● **Goal of the exercise**
For this exercise, repeat all of the material verbatim apart from its images.

● **Input for this task**
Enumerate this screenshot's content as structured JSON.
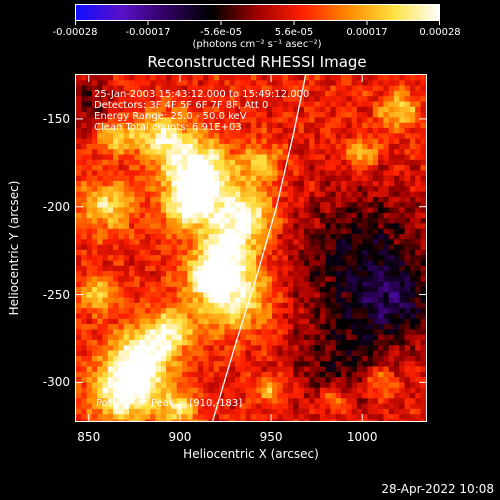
{
  "chart_data": {
    "type": "heatmap",
    "title": "Reconstructed RHESSI Image",
    "xlabel": "Heliocentric X (arcsec)",
    "ylabel": "Heliocentric Y (arcsec)",
    "xlim": [
      843,
      1035
    ],
    "ylim": [
      -322,
      -125
    ],
    "x_ticks": [
      "850",
      "900",
      "950",
      "1000"
    ],
    "y_ticks": [
      "-150",
      "-200",
      "-250",
      "-300"
    ],
    "colorbar": {
      "range": [
        -0.00028,
        0.00028
      ],
      "tick_labels": [
        "-0.00028",
        "-0.00017",
        "-5.6e-05",
        "5.6e-05",
        "0.00017",
        "0.00028"
      ],
      "units": "(photons cm⁻² s⁻¹ asec⁻²)",
      "colors": [
        "#1010ff",
        "#5a10c8",
        "#300060",
        "#000000",
        "#a00000",
        "#ff2000",
        "#ff8a00",
        "#ffe040",
        "#ffffff"
      ]
    },
    "limb_curve": [
      [
        918,
        -322
      ],
      [
        930,
        -280
      ],
      [
        942,
        -240
      ],
      [
        953,
        -200
      ],
      [
        962,
        -160
      ],
      [
        969,
        -125
      ]
    ],
    "peak": [
      910,
      -183
    ],
    "annotations": [
      "25-Jan-2003 15:43:12.000 to 15:49:12.000",
      "Detectors: 3F 4F 5F 6F 7F 8F, Att 0",
      "Energy Range: 25.0 - 50.0 keV",
      "Clean     Total counts: 6.91E+03",
      "Position of Peak = [910,-183]"
    ],
    "timestamp": "28-Apr-2022 10:08"
  }
}
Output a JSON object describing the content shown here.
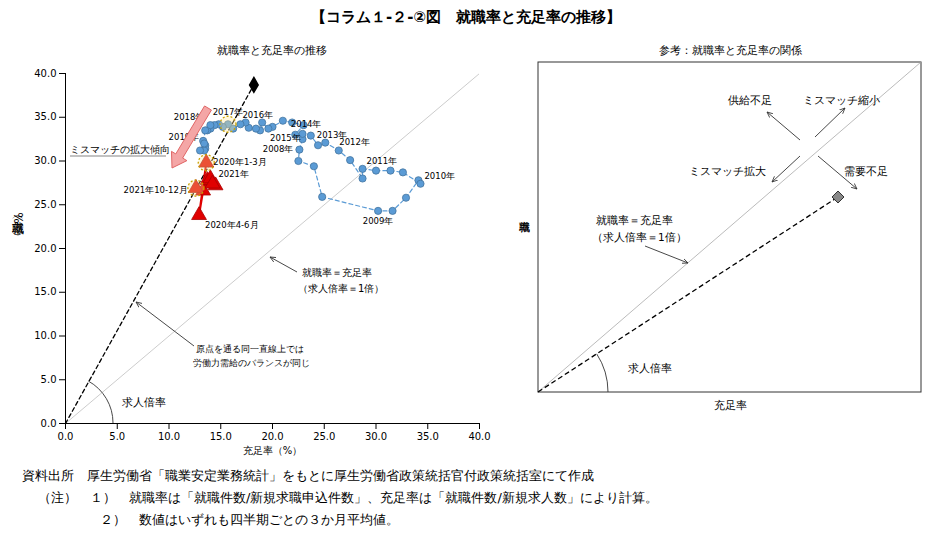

● **The result**
Enumerate this screenshot's content as structured JSON.
{
  "chart_data": {
    "type": "heatmap",
    "title": "Reconstructed RHESSI Image",
    "xlabel": "Heliocentric X (arcsec)",
    "ylabel": "Heliocentric Y (arcsec)",
    "xlim": [
      843,
      1035
    ],
    "ylim": [
      -322,
      -125
    ],
    "x_ticks": [
      "850",
      "900",
      "950",
      "1000"
    ],
    "y_ticks": [
      "-150",
      "-200",
      "-250",
      "-300"
    ],
    "colorbar": {
      "range": [
        -0.00028,
        0.00028
      ],
      "tick_labels": [
        "-0.00028",
        "-0.00017",
        "-5.6e-05",
        "5.6e-05",
        "0.00017",
        "0.00028"
      ],
      "units": "(photons cm⁻² s⁻¹ asec⁻²)",
      "colors": [
        "#1010ff",
        "#5a10c8",
        "#300060",
        "#000000",
        "#a00000",
        "#ff2000",
        "#ff8a00",
        "#ffe040",
        "#ffffff"
      ]
    },
    "limb_curve": [
      [
        918,
        -322
      ],
      [
        930,
        -280
      ],
      [
        942,
        -240
      ],
      [
        953,
        -200
      ],
      [
        962,
        -160
      ],
      [
        969,
        -125
      ]
    ],
    "peak": [
      910,
      -183
    ],
    "annotations": [
      "25-Jan-2003 15:43:12.000 to 15:49:12.000",
      "Detectors: 3F 4F 5F 6F 7F 8F, Att 0",
      "Energy Range: 25.0 - 50.0 keV",
      "Clean     Total counts: 6.91E+03",
      "Position of Peak = [910,-183]"
    ],
    "timestamp": "28-Apr-2022 10:08"
  }
}
Output a JSON object describing the content shown here.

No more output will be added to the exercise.